> **Exercise prompt**
Where a line below holds the string "investment", copy that line.

(Stored items from a collection)
<<<<
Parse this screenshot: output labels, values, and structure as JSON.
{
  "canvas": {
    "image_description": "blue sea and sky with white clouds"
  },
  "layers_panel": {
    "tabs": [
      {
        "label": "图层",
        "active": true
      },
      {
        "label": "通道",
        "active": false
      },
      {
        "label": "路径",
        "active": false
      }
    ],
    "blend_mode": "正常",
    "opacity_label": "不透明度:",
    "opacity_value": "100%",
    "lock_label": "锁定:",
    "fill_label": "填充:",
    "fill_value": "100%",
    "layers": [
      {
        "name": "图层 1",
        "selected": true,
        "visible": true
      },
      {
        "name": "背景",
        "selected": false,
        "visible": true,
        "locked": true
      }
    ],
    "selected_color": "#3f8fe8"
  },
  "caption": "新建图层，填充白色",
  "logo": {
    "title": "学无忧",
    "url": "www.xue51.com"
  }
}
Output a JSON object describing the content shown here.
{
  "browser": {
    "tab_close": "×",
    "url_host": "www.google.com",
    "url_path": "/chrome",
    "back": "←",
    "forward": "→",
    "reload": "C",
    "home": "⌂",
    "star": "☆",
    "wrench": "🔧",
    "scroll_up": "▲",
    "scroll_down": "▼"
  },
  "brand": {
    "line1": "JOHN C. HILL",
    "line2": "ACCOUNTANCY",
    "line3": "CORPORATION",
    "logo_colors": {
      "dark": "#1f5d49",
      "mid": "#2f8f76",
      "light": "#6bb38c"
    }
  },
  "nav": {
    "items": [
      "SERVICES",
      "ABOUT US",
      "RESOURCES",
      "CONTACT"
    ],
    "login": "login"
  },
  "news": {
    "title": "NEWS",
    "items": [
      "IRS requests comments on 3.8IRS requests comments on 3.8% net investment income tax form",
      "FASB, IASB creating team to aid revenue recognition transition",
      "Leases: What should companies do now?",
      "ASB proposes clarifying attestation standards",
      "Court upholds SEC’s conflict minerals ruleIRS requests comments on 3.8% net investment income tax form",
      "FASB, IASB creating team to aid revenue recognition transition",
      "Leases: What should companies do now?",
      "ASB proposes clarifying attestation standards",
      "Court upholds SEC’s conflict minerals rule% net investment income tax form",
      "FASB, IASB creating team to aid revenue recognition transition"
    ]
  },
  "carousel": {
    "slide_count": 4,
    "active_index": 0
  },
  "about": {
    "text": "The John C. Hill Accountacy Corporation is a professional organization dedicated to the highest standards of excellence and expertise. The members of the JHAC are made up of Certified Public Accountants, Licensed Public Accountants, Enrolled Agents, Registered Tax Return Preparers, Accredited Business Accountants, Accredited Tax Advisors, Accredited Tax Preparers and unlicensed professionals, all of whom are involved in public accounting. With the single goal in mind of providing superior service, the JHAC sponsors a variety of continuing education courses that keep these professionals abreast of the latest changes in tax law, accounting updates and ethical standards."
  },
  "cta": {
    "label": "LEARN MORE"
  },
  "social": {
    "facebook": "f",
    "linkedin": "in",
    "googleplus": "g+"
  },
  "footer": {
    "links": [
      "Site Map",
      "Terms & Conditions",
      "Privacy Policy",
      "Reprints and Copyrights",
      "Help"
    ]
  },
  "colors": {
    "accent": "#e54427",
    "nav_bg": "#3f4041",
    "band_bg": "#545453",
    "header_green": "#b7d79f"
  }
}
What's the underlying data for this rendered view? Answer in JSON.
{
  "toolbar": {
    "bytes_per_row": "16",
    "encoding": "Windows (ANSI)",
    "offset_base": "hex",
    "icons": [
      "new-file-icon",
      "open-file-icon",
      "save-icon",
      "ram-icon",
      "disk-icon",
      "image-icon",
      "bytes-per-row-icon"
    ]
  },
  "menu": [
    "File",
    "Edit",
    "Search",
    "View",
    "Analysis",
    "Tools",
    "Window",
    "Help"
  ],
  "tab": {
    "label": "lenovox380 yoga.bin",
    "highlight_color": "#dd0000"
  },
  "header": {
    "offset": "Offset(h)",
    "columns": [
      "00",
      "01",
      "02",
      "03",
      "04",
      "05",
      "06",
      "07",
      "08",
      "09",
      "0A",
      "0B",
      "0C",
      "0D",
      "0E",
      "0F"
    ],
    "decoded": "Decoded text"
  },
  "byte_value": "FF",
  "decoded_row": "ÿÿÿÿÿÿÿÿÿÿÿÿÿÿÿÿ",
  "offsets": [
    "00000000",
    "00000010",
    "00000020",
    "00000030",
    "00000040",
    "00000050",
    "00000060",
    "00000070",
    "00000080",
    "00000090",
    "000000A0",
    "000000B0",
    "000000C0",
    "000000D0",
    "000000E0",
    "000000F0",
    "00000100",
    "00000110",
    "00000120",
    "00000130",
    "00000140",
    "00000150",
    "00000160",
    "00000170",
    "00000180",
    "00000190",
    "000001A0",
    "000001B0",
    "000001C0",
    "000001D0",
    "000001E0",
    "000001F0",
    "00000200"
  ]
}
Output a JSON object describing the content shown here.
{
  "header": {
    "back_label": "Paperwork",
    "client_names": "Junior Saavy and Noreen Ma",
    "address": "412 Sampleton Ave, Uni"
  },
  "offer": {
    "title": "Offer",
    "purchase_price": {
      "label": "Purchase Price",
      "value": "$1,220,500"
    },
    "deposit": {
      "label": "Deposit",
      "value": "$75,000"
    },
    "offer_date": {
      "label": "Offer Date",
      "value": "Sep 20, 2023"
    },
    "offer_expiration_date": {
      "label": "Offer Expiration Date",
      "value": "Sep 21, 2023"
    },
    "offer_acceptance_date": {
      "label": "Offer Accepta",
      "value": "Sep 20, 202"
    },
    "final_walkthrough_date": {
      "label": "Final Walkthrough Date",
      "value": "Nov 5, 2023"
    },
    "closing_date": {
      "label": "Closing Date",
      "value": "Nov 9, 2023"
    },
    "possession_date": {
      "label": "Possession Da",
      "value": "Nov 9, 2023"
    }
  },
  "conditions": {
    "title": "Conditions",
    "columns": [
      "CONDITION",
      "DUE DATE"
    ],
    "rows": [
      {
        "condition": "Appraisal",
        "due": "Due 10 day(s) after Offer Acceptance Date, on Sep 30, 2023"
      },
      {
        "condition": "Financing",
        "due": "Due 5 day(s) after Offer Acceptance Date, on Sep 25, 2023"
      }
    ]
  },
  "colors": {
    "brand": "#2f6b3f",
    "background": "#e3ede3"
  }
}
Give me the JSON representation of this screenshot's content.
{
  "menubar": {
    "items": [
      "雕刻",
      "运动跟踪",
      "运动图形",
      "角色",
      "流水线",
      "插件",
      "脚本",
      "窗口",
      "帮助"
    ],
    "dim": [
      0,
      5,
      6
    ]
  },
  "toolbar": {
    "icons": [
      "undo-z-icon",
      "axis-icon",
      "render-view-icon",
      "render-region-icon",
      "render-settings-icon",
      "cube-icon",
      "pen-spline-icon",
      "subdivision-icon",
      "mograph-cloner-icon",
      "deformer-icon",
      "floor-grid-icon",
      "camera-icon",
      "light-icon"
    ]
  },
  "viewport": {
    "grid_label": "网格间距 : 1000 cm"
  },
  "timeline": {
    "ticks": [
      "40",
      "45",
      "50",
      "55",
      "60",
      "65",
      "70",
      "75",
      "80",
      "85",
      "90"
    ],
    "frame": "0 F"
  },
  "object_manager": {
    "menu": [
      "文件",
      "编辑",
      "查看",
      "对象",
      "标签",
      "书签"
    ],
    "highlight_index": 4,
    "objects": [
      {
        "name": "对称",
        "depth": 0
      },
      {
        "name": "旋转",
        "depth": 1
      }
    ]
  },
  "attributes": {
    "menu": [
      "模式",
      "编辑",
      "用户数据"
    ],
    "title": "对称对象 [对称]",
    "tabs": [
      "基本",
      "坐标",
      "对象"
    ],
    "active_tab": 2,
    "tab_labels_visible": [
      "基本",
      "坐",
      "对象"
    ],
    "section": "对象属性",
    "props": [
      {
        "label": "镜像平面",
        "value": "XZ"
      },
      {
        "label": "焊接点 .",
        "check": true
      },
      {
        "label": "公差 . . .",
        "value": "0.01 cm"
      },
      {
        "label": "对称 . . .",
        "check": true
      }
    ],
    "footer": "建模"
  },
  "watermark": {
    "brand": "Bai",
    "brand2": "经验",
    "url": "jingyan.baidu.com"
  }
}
>>>>
> **Problem solution**
      "IRS requests comments on 3.8IRS requests comments on 3.8% net investment income tax form",
      "Court upholds SEC’s conflict minerals ruleIRS requests comments on 3.8% net investment income tax form",
      "Court upholds SEC’s conflict minerals rule% net investment income tax form",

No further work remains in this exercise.